◆ **Dataset items**
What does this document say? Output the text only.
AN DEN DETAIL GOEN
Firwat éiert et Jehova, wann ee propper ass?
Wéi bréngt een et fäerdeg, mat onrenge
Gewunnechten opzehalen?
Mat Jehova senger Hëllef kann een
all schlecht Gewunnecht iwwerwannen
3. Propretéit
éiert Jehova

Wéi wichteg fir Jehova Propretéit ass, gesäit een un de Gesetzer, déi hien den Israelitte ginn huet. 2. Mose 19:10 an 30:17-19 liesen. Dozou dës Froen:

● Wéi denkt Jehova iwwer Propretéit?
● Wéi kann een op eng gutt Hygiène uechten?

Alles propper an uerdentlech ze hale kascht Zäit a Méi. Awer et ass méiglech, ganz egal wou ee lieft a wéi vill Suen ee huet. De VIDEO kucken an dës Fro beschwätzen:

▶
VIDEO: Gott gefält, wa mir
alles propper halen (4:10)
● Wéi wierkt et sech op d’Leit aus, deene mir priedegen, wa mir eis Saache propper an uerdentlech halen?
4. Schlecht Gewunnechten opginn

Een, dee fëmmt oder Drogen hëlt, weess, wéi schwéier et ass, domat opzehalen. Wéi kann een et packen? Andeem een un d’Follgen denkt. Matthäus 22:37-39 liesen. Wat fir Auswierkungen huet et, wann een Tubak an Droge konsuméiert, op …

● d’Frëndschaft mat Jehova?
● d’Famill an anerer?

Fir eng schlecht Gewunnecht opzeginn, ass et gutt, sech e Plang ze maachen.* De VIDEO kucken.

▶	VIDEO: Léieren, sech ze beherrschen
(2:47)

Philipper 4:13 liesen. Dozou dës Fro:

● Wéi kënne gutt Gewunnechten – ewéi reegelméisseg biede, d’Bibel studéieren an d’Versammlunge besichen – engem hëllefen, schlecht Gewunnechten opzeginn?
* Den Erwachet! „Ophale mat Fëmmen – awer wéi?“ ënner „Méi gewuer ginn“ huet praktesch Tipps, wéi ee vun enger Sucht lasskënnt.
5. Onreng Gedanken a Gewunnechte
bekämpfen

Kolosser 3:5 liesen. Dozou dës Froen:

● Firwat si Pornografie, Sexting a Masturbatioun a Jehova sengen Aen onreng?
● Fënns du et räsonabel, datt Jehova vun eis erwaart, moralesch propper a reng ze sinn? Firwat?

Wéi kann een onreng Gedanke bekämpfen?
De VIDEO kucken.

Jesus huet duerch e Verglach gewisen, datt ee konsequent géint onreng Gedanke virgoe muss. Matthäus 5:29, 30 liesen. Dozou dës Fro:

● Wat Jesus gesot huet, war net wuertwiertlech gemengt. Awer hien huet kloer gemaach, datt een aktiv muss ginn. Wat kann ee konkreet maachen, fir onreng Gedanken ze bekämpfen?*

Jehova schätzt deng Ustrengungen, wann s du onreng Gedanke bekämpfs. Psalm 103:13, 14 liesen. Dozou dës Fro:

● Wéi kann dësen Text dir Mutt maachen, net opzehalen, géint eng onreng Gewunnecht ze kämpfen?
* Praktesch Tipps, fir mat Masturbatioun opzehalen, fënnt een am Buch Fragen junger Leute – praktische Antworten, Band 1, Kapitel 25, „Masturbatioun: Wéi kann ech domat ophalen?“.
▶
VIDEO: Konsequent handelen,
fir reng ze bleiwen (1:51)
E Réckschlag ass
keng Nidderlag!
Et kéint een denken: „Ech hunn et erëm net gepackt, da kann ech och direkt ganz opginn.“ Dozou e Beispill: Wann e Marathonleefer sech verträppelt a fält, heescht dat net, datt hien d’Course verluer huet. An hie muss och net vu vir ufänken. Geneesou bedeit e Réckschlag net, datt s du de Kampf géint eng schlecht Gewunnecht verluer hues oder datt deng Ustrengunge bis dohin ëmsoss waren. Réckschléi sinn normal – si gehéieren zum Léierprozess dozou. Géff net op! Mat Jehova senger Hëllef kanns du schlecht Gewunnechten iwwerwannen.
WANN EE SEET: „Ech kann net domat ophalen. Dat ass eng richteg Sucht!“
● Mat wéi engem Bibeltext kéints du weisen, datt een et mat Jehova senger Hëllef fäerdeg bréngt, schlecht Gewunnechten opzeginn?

◆ **Stated goal**
Only the count is wanted: report how many lines of the material above hold the word "Firwat".

◆ **Problem solution**
3